*RECORDS*:
********************
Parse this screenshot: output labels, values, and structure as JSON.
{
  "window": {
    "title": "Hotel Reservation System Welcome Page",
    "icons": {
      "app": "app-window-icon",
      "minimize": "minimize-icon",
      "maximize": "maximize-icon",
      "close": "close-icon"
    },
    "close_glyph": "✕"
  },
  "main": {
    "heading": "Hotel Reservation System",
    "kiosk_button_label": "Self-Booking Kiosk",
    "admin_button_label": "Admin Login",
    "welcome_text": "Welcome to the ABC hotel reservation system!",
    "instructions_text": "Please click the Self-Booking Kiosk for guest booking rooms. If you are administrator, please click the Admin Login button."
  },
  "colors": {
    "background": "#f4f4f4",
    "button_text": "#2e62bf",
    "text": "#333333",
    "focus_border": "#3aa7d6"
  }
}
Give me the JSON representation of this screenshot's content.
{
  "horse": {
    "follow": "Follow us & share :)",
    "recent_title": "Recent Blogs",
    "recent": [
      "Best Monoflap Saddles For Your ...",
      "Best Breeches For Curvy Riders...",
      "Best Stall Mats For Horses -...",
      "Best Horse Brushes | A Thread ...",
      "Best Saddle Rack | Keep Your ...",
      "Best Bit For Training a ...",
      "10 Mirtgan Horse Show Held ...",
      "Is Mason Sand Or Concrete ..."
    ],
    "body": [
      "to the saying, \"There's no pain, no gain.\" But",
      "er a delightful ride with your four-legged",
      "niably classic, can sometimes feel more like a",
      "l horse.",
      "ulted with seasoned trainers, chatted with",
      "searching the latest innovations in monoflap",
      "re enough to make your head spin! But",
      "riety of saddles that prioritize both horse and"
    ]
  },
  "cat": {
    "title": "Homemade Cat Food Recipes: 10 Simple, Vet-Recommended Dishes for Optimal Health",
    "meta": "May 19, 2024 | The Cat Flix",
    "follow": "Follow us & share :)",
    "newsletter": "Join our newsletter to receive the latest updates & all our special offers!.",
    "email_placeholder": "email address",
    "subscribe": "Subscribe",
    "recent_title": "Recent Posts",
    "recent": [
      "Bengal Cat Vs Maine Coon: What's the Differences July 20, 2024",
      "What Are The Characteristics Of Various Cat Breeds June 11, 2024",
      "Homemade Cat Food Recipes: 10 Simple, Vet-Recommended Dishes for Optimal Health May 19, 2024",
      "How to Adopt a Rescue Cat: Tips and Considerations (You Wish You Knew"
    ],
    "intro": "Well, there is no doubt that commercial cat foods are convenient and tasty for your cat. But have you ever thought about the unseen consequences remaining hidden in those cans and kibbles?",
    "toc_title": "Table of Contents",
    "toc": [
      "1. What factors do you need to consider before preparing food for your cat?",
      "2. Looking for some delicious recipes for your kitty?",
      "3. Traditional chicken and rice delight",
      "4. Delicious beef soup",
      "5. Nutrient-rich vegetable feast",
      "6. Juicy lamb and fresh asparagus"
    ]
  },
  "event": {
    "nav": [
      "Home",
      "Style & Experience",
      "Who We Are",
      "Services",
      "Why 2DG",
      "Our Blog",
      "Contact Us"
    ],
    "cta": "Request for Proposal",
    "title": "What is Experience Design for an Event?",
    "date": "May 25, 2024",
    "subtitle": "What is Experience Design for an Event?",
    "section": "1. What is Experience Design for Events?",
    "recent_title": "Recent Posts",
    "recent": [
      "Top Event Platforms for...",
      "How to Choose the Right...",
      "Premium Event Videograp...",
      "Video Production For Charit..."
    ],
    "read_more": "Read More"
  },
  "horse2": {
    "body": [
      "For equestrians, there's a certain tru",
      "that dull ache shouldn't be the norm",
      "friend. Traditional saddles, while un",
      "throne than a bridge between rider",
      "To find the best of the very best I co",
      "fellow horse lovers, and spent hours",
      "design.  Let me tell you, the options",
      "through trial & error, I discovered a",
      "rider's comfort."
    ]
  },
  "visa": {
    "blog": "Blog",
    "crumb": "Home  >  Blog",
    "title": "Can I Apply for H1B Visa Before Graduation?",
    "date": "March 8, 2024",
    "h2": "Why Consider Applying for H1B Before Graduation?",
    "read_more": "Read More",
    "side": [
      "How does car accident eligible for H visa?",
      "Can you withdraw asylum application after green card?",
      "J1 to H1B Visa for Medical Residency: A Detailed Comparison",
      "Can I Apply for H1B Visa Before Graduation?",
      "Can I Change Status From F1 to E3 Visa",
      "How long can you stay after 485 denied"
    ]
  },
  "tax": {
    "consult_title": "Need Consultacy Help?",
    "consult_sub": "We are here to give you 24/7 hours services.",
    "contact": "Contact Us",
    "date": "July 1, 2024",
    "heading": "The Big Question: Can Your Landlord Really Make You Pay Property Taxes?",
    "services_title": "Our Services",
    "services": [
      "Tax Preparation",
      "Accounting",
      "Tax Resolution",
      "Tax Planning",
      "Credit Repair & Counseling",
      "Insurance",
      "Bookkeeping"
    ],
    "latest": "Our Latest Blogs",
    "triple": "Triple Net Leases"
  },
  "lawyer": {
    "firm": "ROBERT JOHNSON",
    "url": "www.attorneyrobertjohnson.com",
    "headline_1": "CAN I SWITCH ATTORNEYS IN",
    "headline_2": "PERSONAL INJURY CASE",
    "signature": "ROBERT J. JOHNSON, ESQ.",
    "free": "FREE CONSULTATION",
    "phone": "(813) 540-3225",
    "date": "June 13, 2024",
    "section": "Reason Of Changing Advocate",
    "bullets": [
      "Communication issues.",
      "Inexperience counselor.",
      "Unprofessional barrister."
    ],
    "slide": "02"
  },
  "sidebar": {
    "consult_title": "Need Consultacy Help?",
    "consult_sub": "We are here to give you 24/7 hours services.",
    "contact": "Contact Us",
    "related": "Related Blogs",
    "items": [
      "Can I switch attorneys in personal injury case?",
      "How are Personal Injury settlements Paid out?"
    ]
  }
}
********************
*PROBLEM DESCRIPTION*: Reproduce each entry exactly, leaving out nothing.

*ANSWER*:
Parse this screenshot: output labels, values, and structure as JSON.
{
  "window": {
    "title": "Hotel Reservation System Welcome Page",
    "icons": {
      "app": "app-window-icon",
      "minimize": "minimize-icon",
      "maximize": "maximize-icon",
      "close": "close-icon"
    },
    "close_glyph": "✕"
  },
  "main": {
    "heading": "Hotel Reservation System",
    "kiosk_button_label": "Self-Booking Kiosk",
    "admin_button_label": "Admin Login",
    "welcome_text": "Welcome to the ABC hotel reservation system!",
    "instructions_text": "Please click the Self-Booking Kiosk for guest booking rooms. If you are administrator, please click the Admin Login button."
  },
  "colors": {
    "background": "#f4f4f4",
    "button_text": "#2e62bf",
    "text": "#333333",
    "focus_border": "#3aa7d6"
  }
}
Give me the JSON representation of this screenshot's content.
{
  "horse": {
    "follow": "Follow us & share :)",
    "recent_title": "Recent Blogs",
    "recent": [
      "Best Monoflap Saddles For Your ...",
      "Best Breeches For Curvy Riders...",
      "Best Stall Mats For Horses -...",
      "Best Horse Brushes | A Thread ...",
      "Best Saddle Rack | Keep Your ...",
      "Best Bit For Training a ...",
      "10 Mirtgan Horse Show Held ...",
      "Is Mason Sand Or Concrete ..."
    ],
    "body": [
      "to the saying, \"There's no pain, no gain.\" But",
      "er a delightful ride with your four-legged",
      "niably classic, can sometimes feel more like a",
      "l horse.",
      "ulted with seasoned trainers, chatted with",
      "searching the latest innovations in monoflap",
      "re enough to make your head spin! But",
      "riety of saddles that prioritize both horse and"
    ]
  },
  "cat": {
    "title": "Homemade Cat Food Recipes: 10 Simple, Vet-Recommended Dishes for Optimal Health",
    "meta": "May 19, 2024 | The Cat Flix",
    "follow": "Follow us & share :)",
    "newsletter": "Join our newsletter to receive the latest updates & all our special offers!.",
    "email_placeholder": "email address",
    "subscribe": "Subscribe",
    "recent_title": "Recent Posts",
    "recent": [
      "Bengal Cat Vs Maine Coon: What's the Differences July 20, 2024",
      "What Are The Characteristics Of Various Cat Breeds June 11, 2024",
      "Homemade Cat Food Recipes: 10 Simple, Vet-Recommended Dishes for Optimal Health May 19, 2024",
      "How to Adopt a Rescue Cat: Tips and Considerations (You Wish You Knew"
    ],
    "intro": "Well, there is no doubt that commercial cat foods are convenient and tasty for your cat. But have you ever thought about the unseen consequences remaining hidden in those cans and kibbles?",
    "toc_title": "Table of Contents",
    "toc": [
      "1. What factors do you need to consider before preparing food for your cat?",
      "2. Looking for some delicious recipes for your kitty?",
      "3. Traditional chicken and rice delight",
      "4. Delicious beef soup",
      "5. Nutrient-rich vegetable feast",
      "6. Juicy lamb and fresh asparagus"
    ]
  },
  "event": {
    "nav": [
      "Home",
      "Style & Experience",
      "Who We Are",
      "Services",
      "Why 2DG",
      "Our Blog",
      "Contact Us"
    ],
    "cta": "Request for Proposal",
    "title": "What is Experience Design for an Event?",
    "date": "May 25, 2024",
    "subtitle": "What is Experience Design for an Event?",
    "section": "1. What is Experience Design for Events?",
    "recent_title": "Recent Posts",
    "recent": [
      "Top Event Platforms for...",
      "How to Choose the Right...",
      "Premium Event Videograp...",
      "Video Production For Charit..."
    ],
    "read_more": "Read More"
  },
  "horse2": {
    "body": [
      "For equestrians, there's a certain tru",
      "that dull ache shouldn't be the norm",
      "friend. Traditional saddles, while un",
      "throne than a bridge between rider",
      "To find the best of the very best I co",
      "fellow horse lovers, and spent hours",
      "design.  Let me tell you, the options",
      "through trial & error, I discovered a",
      "rider's comfort."
    ]
  },
  "visa": {
    "blog": "Blog",
    "crumb": "Home  >  Blog",
    "title": "Can I Apply for H1B Visa Before Graduation?",
    "date": "March 8, 2024",
    "h2": "Why Consider Applying for H1B Before Graduation?",
    "read_more": "Read More",
    "side": [
      "How does car accident eligible for H visa?",
      "Can you withdraw asylum application after green card?",
      "J1 to H1B Visa for Medical Residency: A Detailed Comparison",
      "Can I Apply for H1B Visa Before Graduation?",
      "Can I Change Status From F1 to E3 Visa",
      "How long can you stay after 485 denied"
    ]
  },
  "tax": {
    "consult_title": "Need Consultacy Help?",
    "consult_sub": "We are here to give you 24/7 hours services.",
    "contact": "Contact Us",
    "date": "July 1, 2024",
    "heading": "The Big Question: Can Your Landlord Really Make You Pay Property Taxes?",
    "services_title": "Our Services",
    "services": [
      "Tax Preparation",
      "Accounting",
      "Tax Resolution",
      "Tax Planning",
      "Credit Repair & Counseling",
      "Insurance",
      "Bookkeeping"
    ],
    "latest": "Our Latest Blogs",
    "triple": "Triple Net Leases"
  },
  "lawyer": {
    "firm": "ROBERT JOHNSON",
    "url": "www.attorneyrobertjohnson.com",
    "headline_1": "CAN I SWITCH ATTORNEYS IN",
    "headline_2": "PERSONAL INJURY CASE",
    "signature": "ROBERT J. JOHNSON, ESQ.",
    "free": "FREE CONSULTATION",
    "phone": "(813) 540-3225",
    "date": "June 13, 2024",
    "section": "Reason Of Changing Advocate",
    "bullets": [
      "Communication issues.",
      "Inexperience counselor.",
      "Unprofessional barrister."
    ],
    "slide": "02"
  },
  "sidebar": {
    "consult_title": "Need Consultacy Help?",
    "consult_sub": "We are here to give you 24/7 hours services.",
    "contact": "Contact Us",
    "related": "Related Blogs",
    "items": [
      "Can I switch attorneys in personal injury case?",
      "How are Personal Injury settlements Paid out?"
    ]
  }
}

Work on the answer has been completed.